- [Provided information]

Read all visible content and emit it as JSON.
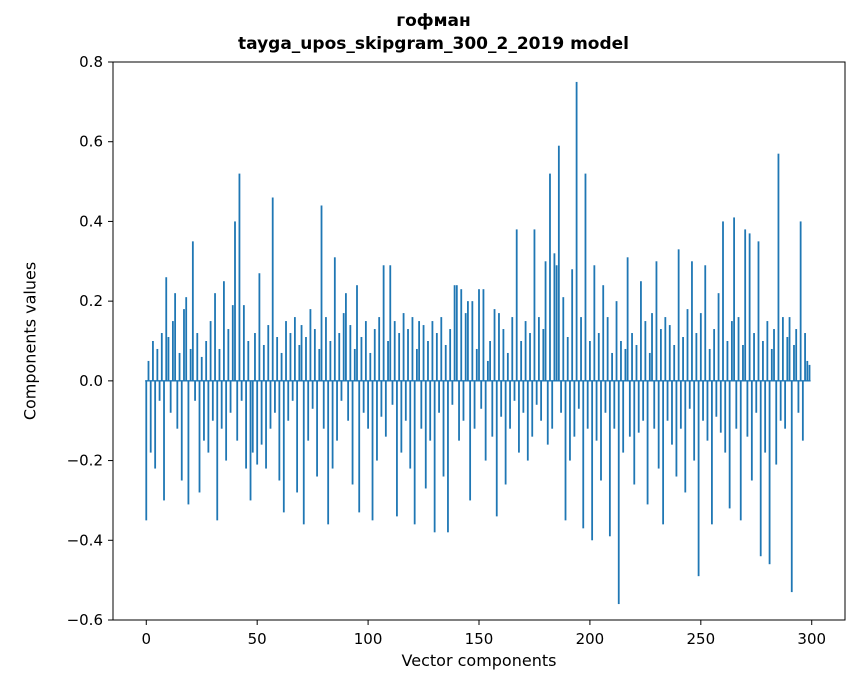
{
  "figure": {
    "title": "гофман",
    "subtitle": "tayga_upos_skipgram_300_2_2019 model",
    "xlabel": "Vector components",
    "ylabel": "Components values"
  },
  "chart_data": {
    "type": "bar",
    "title": "гофман",
    "subtitle": "tayga_upos_skipgram_300_2_2019 model",
    "xlabel": "Vector components",
    "ylabel": "Components values",
    "bar_color": "#1f77b4",
    "n_components": 300,
    "xlim": [
      -15,
      315
    ],
    "ylim": [
      -0.6,
      0.8
    ],
    "x_ticks": [
      0,
      50,
      100,
      150,
      200,
      250,
      300
    ],
    "y_ticks": [
      -0.6,
      -0.4,
      -0.2,
      0.0,
      0.2,
      0.4,
      0.6,
      0.8
    ],
    "grid": false,
    "legend": "none",
    "values": [
      -0.35,
      0.05,
      -0.18,
      0.1,
      -0.22,
      0.08,
      -0.05,
      0.12,
      -0.3,
      0.26,
      0.11,
      -0.08,
      0.15,
      0.22,
      -0.12,
      0.07,
      -0.25,
      0.18,
      0.21,
      -0.31,
      0.08,
      0.35,
      -0.05,
      0.12,
      -0.28,
      0.06,
      -0.15,
      0.1,
      -0.18,
      0.15,
      -0.1,
      0.22,
      -0.35,
      0.08,
      -0.12,
      0.25,
      -0.2,
      0.13,
      -0.08,
      0.19,
      0.4,
      -0.15,
      0.52,
      -0.05,
      0.19,
      -0.22,
      0.1,
      -0.3,
      -0.18,
      0.12,
      -0.21,
      0.27,
      -0.16,
      0.09,
      -0.22,
      0.14,
      -0.12,
      0.46,
      -0.08,
      0.11,
      -0.25,
      0.07,
      -0.33,
      0.15,
      -0.1,
      0.12,
      -0.05,
      0.16,
      -0.28,
      0.09,
      0.14,
      -0.36,
      0.11,
      -0.15,
      0.18,
      -0.07,
      0.13,
      -0.24,
      0.08,
      0.44,
      -0.12,
      0.16,
      -0.36,
      0.1,
      -0.22,
      0.31,
      -0.15,
      0.12,
      -0.05,
      0.17,
      0.22,
      -0.1,
      0.14,
      -0.26,
      0.08,
      0.24,
      -0.33,
      0.11,
      -0.08,
      0.15,
      -0.12,
      0.07,
      -0.35,
      0.13,
      -0.2,
      0.16,
      -0.09,
      0.29,
      -0.14,
      0.1,
      0.29,
      -0.06,
      0.15,
      -0.34,
      0.12,
      -0.18,
      0.17,
      -0.1,
      0.13,
      -0.22,
      0.16,
      -0.36,
      0.08,
      0.15,
      -0.12,
      0.14,
      -0.27,
      0.1,
      -0.15,
      0.15,
      -0.38,
      0.12,
      -0.08,
      0.16,
      -0.24,
      0.09,
      -0.38,
      0.13,
      -0.06,
      0.24,
      0.24,
      -0.15,
      0.23,
      -0.1,
      0.17,
      0.2,
      -0.3,
      0.2,
      -0.12,
      0.08,
      0.23,
      -0.07,
      0.23,
      -0.2,
      0.05,
      0.1,
      -0.14,
      0.18,
      -0.34,
      0.17,
      -0.09,
      0.13,
      -0.26,
      0.07,
      -0.12,
      0.16,
      -0.05,
      0.38,
      -0.18,
      0.1,
      -0.08,
      0.15,
      -0.2,
      0.12,
      -0.14,
      0.38,
      -0.06,
      0.16,
      -0.1,
      0.13,
      0.3,
      -0.16,
      0.52,
      -0.12,
      0.32,
      0.29,
      0.59,
      -0.08,
      0.21,
      -0.35,
      0.11,
      -0.2,
      0.28,
      -0.14,
      0.75,
      -0.07,
      0.16,
      -0.37,
      0.52,
      -0.12,
      0.1,
      -0.4,
      0.29,
      -0.15,
      0.12,
      -0.25,
      0.24,
      -0.08,
      0.16,
      -0.39,
      0.07,
      -0.12,
      0.2,
      -0.56,
      0.1,
      -0.18,
      0.08,
      0.31,
      -0.14,
      0.12,
      -0.26,
      0.09,
      -0.13,
      0.25,
      -0.1,
      0.15,
      -0.31,
      0.07,
      0.17,
      -0.12,
      0.3,
      -0.22,
      0.13,
      -0.36,
      0.16,
      -0.1,
      0.14,
      -0.16,
      0.09,
      -0.24,
      0.33,
      -0.12,
      0.11,
      -0.28,
      0.18,
      -0.07,
      0.3,
      -0.2,
      0.12,
      -0.49,
      0.17,
      -0.1,
      0.29,
      -0.15,
      0.08,
      -0.36,
      0.13,
      -0.09,
      0.22,
      -0.13,
      0.4,
      -0.18,
      0.1,
      -0.32,
      0.15,
      0.41,
      -0.12,
      0.16,
      -0.35,
      0.09,
      0.38,
      -0.14,
      0.37,
      -0.25,
      0.12,
      -0.08,
      0.35,
      -0.44,
      0.1,
      -0.18,
      0.15,
      -0.46,
      0.08,
      0.13,
      -0.21,
      0.57,
      -0.1,
      0.16,
      -0.12,
      0.11,
      0.16,
      -0.53,
      0.09,
      0.13,
      -0.08,
      0.4,
      -0.15,
      0.12,
      0.05,
      0.04
    ]
  }
}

- [Set problem] Reproduce each entry verbatim, excluding any embedded images.

- [Task solution]
Read all visible content and emit it as JSON.
{
  "figure": {
    "title": "гофман",
    "subtitle": "tayga_upos_skipgram_300_2_2019 model",
    "xlabel": "Vector components",
    "ylabel": "Components values"
  },
  "chart_data": {
    "type": "bar",
    "title": "гофман",
    "subtitle": "tayga_upos_skipgram_300_2_2019 model",
    "xlabel": "Vector components",
    "ylabel": "Components values",
    "bar_color": "#1f77b4",
    "n_components": 300,
    "xlim": [
      -15,
      315
    ],
    "ylim": [
      -0.6,
      0.8
    ],
    "x_ticks": [
      0,
      50,
      100,
      150,
      200,
      250,
      300
    ],
    "y_ticks": [
      -0.6,
      -0.4,
      -0.2,
      0.0,
      0.2,
      0.4,
      0.6,
      0.8
    ],
    "grid": false,
    "legend": "none",
    "values": [
      -0.35,
      0.05,
      -0.18,
      0.1,
      -0.22,
      0.08,
      -0.05,
      0.12,
      -0.3,
      0.26,
      0.11,
      -0.08,
      0.15,
      0.22,
      -0.12,
      0.07,
      -0.25,
      0.18,
      0.21,
      -0.31,
      0.08,
      0.35,
      -0.05,
      0.12,
      -0.28,
      0.06,
      -0.15,
      0.1,
      -0.18,
      0.15,
      -0.1,
      0.22,
      -0.35,
      0.08,
      -0.12,
      0.25,
      -0.2,
      0.13,
      -0.08,
      0.19,
      0.4,
      -0.15,
      0.52,
      -0.05,
      0.19,
      -0.22,
      0.1,
      -0.3,
      -0.18,
      0.12,
      -0.21,
      0.27,
      -0.16,
      0.09,
      -0.22,
      0.14,
      -0.12,
      0.46,
      -0.08,
      0.11,
      -0.25,
      0.07,
      -0.33,
      0.15,
      -0.1,
      0.12,
      -0.05,
      0.16,
      -0.28,
      0.09,
      0.14,
      -0.36,
      0.11,
      -0.15,
      0.18,
      -0.07,
      0.13,
      -0.24,
      0.08,
      0.44,
      -0.12,
      0.16,
      -0.36,
      0.1,
      -0.22,
      0.31,
      -0.15,
      0.12,
      -0.05,
      0.17,
      0.22,
      -0.1,
      0.14,
      -0.26,
      0.08,
      0.24,
      -0.33,
      0.11,
      -0.08,
      0.15,
      -0.12,
      0.07,
      -0.35,
      0.13,
      -0.2,
      0.16,
      -0.09,
      0.29,
      -0.14,
      0.1,
      0.29,
      -0.06,
      0.15,
      -0.34,
      0.12,
      -0.18,
      0.17,
      -0.1,
      0.13,
      -0.22,
      0.16,
      -0.36,
      0.08,
      0.15,
      -0.12,
      0.14,
      -0.27,
      0.1,
      -0.15,
      0.15,
      -0.38,
      0.12,
      -0.08,
      0.16,
      -0.24,
      0.09,
      -0.38,
      0.13,
      -0.06,
      0.24,
      0.24,
      -0.15,
      0.23,
      -0.1,
      0.17,
      0.2,
      -0.3,
      0.2,
      -0.12,
      0.08,
      0.23,
      -0.07,
      0.23,
      -0.2,
      0.05,
      0.1,
      -0.14,
      0.18,
      -0.34,
      0.17,
      -0.09,
      0.13,
      -0.26,
      0.07,
      -0.12,
      0.16,
      -0.05,
      0.38,
      -0.18,
      0.1,
      -0.08,
      0.15,
      -0.2,
      0.12,
      -0.14,
      0.38,
      -0.06,
      0.16,
      -0.1,
      0.13,
      0.3,
      -0.16,
      0.52,
      -0.12,
      0.32,
      0.29,
      0.59,
      -0.08,
      0.21,
      -0.35,
      0.11,
      -0.2,
      0.28,
      -0.14,
      0.75,
      -0.07,
      0.16,
      -0.37,
      0.52,
      -0.12,
      0.1,
      -0.4,
      0.29,
      -0.15,
      0.12,
      -0.25,
      0.24,
      -0.08,
      0.16,
      -0.39,
      0.07,
      -0.12,
      0.2,
      -0.56,
      0.1,
      -0.18,
      0.08,
      0.31,
      -0.14,
      0.12,
      -0.26,
      0.09,
      -0.13,
      0.25,
      -0.1,
      0.15,
      -0.31,
      0.07,
      0.17,
      -0.12,
      0.3,
      -0.22,
      0.13,
      -0.36,
      0.16,
      -0.1,
      0.14,
      -0.16,
      0.09,
      -0.24,
      0.33,
      -0.12,
      0.11,
      -0.28,
      0.18,
      -0.07,
      0.3,
      -0.2,
      0.12,
      -0.49,
      0.17,
      -0.1,
      0.29,
      -0.15,
      0.08,
      -0.36,
      0.13,
      -0.09,
      0.22,
      -0.13,
      0.4,
      -0.18,
      0.1,
      -0.32,
      0.15,
      0.41,
      -0.12,
      0.16,
      -0.35,
      0.09,
      0.38,
      -0.14,
      0.37,
      -0.25,
      0.12,
      -0.08,
      0.35,
      -0.44,
      0.1,
      -0.18,
      0.15,
      -0.46,
      0.08,
      0.13,
      -0.21,
      0.57,
      -0.1,
      0.16,
      -0.12,
      0.11,
      0.16,
      -0.53,
      0.09,
      0.13,
      -0.08,
      0.4,
      -0.15,
      0.12,
      0.05,
      0.04
    ]
  }
}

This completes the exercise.